### Task directions
Gather up all lines that carry the word "规范性附录".

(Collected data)
§ §

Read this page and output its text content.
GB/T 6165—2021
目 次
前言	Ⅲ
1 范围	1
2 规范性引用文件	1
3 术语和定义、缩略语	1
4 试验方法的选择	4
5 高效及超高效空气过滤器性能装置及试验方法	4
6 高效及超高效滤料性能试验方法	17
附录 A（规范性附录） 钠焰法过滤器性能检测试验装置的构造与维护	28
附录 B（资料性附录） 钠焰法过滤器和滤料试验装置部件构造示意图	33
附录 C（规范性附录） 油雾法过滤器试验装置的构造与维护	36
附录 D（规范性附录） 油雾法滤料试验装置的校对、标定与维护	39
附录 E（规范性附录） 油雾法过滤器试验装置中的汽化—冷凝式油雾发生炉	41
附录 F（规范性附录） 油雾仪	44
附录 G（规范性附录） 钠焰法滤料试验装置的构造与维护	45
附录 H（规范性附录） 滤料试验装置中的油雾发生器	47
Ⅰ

§ §

### Complete output
附录 A（规范性附录） 钠焰法过滤器性能检测试验装置的构造与维护	28
附录 C（规范性附录） 油雾法过滤器试验装置的构造与维护	36
附录 D（规范性附录） 油雾法滤料试验装置的校对、标定与维护	39
附录 E（规范性附录） 油雾法过滤器试验装置中的汽化—冷凝式油雾发生炉	41
附录 F（规范性附录） 油雾仪	44
附录 G（规范性附录） 钠焰法滤料试验装置的构造与维护	45
附录 H（规范性附录） 滤料试验装置中的油雾发生器	47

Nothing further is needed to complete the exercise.